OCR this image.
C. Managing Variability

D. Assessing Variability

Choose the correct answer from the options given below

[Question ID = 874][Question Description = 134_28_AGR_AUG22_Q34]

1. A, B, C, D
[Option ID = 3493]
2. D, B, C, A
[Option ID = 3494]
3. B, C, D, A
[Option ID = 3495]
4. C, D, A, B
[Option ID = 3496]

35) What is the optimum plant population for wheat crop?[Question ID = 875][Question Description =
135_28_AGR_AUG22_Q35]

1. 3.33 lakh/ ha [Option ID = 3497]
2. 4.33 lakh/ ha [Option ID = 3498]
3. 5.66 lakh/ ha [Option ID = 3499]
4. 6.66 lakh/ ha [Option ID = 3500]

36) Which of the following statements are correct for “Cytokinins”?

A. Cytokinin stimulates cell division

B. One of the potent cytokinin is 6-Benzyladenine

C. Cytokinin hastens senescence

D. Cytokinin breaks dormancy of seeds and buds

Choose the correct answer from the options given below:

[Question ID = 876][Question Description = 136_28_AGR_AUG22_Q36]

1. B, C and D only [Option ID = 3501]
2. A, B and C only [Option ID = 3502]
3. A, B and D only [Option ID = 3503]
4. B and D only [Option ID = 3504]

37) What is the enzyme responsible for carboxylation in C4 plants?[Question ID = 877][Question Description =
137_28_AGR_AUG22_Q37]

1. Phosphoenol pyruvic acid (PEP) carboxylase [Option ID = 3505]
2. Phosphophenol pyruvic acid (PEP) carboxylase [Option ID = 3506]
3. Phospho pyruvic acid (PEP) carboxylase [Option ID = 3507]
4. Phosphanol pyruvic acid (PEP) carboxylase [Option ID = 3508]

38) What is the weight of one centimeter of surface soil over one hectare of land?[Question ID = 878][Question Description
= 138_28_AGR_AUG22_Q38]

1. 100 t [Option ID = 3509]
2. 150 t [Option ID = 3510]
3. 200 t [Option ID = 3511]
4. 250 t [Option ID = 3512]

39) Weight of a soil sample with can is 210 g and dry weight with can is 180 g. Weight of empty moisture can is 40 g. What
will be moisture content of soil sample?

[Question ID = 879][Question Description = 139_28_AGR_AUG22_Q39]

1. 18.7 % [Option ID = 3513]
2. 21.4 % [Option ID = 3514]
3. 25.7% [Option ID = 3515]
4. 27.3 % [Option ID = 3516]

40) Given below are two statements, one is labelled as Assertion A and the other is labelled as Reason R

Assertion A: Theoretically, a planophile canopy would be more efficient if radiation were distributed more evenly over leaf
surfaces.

_ _ _ _ _ _ _

## About this exercise
Every line of the data above that includes "weight" should be listed.

## Response
38) What is the weight of one centimeter of surface soil over one hectare of land?[Question ID = 878][Question Description
39) Weight of a soil sample with can is 210 g and dry weight with can is 180 g. Weight of empty moisture can is 40 g. What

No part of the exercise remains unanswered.